■ **Source text**
'''

President Biden has modeled his universal preschool plan — the biggest expansion of publicly subsidized education in more than 100 years — on Head Start, a preschool program for poor children that even the federal government says has no discernible impact on participants.
The new $390 billion universal preschool plan is one of the most expensive and extensive proposals in Mr. Biden’s $1.75 trillion social welfare and climate bill. It would offer preschool to every 3- and 4-year-old in the U.S.
Supporters of universal preschool, also known as universal pre-kindergarten, say the benefits are multitudinous. It will close the educational gap for low-income families, boost workforce participation among parents and better prepare children for the classroom, they say.
“Investing in universal pre-K is not only good for children and families, but it also benefits communities and taxpayers. Studies show that every dollar invested in quality early childhood education for low-income children yields as much as $7 in benefits in the future,” Rep. Robert C. Scott, Virginia Democrat and chairman of the House Education and Labor Committee, said in a statement to The Washington Times.
Critics, however, point to the persistent poor performance of Head Start that currently costs taxpayers $10 billion a year.
Launched in 1965 under President Lyndon B. Johnson, Head Start was created to fund education and health services for children living in poverty in the form of a public preschool program.
Nearly 60 years and $240 billion later, Head Start has spent decades being reformed and its goals have become less ambitious. In 1965, the program was aimed at reducing poverty. Today its goal is to get low-income students ready for elementary school.
The federal government’s research raises questions about whether it can even meet watered-down goals.
The White House disputed the comparisons to Head Start.
An administration official said the universal preschool proposal emphasizes a partnership between states and the federal government that would give states the flexibility to expand their own programs. The official added that parents would also have the freedom to choose where to send their children, ranging from a private provider to Head Start.
It would also provide funding to states for high-quality programs with a well-compensated, well-trained workforce, the official said.
However, Head Start Deputy Director Tommy Sheridan said earlier this year that the universal preschool program will be at least partly based on Head Start.
“We’re at least a core pillar of what the president is seeking to do with all this,” Mr. Sheridan said earlier this year, according to Politico.
“From our conversations that we’ve had with the administration and others, we firmly believe that means it will be built around Head Start,” Mr. Sheridan said, adding that Mr. Biden should build upon his program because it “covers pretty much every county in America right now.”
The Department of Health and Human Services studied 5,000 children who were 3 or 4 years old who were either assigned to Head Start or did not participate in the program.
The multiyear study, released in 2010, showed by the end of first grade the effects of Head Start had disappeared. A 2012 follow-up revealed that by third grade, there was no discernible difference between those who participated in the program and those who did not.
A handful of independent studies, including one by Vanderbilt University, reached similar conclusions.

'''

■ **Entries**
'''

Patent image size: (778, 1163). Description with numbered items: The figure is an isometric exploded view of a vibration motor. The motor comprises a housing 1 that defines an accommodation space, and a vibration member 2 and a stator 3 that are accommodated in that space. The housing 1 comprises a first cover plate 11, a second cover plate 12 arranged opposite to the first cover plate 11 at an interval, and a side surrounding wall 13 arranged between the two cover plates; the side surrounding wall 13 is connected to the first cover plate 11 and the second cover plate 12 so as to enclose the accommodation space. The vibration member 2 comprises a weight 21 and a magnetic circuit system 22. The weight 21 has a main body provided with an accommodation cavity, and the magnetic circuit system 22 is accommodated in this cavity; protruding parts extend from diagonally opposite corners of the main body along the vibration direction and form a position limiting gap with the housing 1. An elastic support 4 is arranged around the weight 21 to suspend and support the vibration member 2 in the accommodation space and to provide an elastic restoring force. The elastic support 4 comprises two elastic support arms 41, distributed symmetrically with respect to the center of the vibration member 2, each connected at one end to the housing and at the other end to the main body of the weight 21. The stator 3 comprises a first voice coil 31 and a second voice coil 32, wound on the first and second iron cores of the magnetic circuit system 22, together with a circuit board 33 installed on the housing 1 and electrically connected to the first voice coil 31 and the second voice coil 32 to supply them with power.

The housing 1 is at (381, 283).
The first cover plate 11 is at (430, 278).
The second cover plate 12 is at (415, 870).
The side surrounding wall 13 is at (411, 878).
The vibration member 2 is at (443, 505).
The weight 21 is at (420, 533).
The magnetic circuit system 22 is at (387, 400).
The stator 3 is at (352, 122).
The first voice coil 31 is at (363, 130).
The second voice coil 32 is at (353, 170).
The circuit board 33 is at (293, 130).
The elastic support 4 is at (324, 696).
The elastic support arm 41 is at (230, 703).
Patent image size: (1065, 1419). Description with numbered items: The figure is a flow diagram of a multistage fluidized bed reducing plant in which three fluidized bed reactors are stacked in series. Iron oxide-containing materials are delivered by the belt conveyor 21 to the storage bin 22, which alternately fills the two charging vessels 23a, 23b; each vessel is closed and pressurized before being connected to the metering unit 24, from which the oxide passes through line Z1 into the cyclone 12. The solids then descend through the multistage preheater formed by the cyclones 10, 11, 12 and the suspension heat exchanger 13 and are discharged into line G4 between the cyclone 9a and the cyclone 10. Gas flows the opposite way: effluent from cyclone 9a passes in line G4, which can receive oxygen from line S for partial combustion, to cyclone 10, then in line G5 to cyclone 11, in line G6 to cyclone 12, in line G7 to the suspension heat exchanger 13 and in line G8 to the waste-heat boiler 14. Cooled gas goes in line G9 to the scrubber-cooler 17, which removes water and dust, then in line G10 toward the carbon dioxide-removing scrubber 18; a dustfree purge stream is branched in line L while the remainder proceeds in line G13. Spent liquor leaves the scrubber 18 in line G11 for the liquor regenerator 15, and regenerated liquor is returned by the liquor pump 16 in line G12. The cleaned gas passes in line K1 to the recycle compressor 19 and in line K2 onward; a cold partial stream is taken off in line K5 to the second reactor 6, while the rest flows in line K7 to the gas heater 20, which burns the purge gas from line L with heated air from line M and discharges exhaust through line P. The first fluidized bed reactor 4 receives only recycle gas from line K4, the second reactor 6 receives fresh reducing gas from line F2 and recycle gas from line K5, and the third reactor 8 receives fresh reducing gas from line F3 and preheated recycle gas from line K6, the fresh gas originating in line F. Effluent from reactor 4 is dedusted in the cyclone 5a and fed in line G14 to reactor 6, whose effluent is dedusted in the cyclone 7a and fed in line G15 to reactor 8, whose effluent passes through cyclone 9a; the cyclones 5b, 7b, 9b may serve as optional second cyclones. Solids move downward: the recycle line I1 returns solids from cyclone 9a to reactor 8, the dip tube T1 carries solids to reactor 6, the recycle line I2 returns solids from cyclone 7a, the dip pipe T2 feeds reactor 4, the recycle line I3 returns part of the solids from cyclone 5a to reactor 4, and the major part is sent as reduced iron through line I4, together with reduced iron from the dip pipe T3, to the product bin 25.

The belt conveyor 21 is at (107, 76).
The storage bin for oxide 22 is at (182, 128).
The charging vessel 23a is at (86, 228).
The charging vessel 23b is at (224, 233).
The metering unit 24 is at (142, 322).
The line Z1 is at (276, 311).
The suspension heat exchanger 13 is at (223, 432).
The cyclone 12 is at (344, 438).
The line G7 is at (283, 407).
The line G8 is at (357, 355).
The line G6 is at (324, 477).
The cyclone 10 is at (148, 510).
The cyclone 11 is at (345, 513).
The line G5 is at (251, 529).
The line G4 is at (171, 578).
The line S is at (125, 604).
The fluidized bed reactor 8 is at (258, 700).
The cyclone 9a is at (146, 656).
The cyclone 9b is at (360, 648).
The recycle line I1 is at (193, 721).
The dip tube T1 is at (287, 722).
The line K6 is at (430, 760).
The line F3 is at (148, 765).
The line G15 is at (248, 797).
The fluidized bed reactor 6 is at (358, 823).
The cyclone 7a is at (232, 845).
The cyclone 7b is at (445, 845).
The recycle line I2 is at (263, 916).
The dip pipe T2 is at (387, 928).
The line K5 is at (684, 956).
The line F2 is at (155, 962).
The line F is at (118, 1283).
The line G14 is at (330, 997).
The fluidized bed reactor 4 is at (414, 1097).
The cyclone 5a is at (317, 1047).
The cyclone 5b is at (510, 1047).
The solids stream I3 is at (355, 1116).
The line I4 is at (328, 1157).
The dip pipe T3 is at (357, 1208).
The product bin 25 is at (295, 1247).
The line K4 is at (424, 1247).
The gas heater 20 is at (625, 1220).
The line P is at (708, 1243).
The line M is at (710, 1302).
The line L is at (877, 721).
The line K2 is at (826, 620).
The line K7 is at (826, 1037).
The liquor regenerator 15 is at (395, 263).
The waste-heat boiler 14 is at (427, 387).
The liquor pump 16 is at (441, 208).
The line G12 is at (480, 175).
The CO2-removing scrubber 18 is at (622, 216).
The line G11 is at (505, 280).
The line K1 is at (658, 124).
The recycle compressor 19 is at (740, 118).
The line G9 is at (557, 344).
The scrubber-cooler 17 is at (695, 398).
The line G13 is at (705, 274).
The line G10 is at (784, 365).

'''

■ **To do**
Check each statement against the preschool article. Answer yes or no for each, and quote the exact words from the article that decide it. 1. The universal preschool plan would cost $390 billion. 2. Head Start was launched under President John F. Kennedy. 3. The 2012 follow-up found a clear difference by third grade between children who were in Head Start and children who were not.

■ **Output for this exercise**
1. Yes: "The new $390 billion universal preschool plan"
2. No: "Launched in 1965 under President Lyndon B. Johnson"
3. No: "by third grade, there was no discernible difference between those who participated in the program and those who did not"